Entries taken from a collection
□ □ □

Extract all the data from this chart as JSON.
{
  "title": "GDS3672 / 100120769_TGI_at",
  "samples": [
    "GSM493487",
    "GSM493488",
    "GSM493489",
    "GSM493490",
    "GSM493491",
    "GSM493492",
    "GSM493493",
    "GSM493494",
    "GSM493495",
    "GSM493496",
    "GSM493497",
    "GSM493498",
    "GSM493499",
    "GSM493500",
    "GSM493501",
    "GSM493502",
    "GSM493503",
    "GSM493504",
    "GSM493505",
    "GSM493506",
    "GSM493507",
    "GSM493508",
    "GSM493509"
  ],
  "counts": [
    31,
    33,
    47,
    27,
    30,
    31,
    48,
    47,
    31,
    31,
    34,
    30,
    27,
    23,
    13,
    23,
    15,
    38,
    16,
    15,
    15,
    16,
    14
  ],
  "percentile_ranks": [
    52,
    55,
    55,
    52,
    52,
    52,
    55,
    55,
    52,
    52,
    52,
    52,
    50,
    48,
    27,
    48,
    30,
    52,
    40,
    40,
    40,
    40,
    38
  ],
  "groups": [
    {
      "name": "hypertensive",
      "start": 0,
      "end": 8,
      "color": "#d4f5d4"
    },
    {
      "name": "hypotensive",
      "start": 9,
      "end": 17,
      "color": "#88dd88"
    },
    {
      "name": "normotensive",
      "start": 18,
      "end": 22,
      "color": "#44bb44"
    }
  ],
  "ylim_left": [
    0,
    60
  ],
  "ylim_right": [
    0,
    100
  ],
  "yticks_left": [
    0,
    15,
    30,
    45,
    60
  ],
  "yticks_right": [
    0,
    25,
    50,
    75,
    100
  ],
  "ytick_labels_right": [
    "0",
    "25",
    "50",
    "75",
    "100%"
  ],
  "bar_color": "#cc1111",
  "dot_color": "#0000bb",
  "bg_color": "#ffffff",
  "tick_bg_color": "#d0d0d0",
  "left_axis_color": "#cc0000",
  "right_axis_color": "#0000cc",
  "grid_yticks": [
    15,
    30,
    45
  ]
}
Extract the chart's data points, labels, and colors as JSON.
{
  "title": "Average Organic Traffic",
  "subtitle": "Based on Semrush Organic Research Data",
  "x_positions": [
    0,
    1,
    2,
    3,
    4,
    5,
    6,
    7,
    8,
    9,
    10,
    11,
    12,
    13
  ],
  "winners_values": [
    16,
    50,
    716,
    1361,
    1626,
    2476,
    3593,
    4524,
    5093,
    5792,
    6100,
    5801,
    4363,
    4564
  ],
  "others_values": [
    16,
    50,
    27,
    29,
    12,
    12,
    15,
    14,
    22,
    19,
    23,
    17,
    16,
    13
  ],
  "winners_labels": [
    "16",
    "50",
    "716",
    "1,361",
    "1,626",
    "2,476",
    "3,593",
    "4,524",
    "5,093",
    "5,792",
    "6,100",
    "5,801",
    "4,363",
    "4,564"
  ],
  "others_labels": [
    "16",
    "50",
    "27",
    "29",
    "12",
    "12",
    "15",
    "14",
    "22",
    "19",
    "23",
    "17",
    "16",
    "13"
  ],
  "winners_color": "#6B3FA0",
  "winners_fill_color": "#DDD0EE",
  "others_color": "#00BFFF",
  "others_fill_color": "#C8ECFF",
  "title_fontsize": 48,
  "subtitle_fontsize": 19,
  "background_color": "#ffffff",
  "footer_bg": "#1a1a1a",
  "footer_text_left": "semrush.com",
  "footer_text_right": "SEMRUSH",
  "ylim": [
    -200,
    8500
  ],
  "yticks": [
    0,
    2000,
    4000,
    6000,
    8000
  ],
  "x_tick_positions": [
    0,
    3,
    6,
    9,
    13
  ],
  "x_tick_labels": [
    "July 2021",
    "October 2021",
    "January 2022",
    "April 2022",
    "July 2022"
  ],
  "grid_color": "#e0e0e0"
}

□ □ □

**Task directions:** Locate the word "chart" in the records above, and return each line that has it.

**Solved exercise:**
Extract all the data from this chart as JSON.
Extract the chart's data points, labels, and colors as JSON.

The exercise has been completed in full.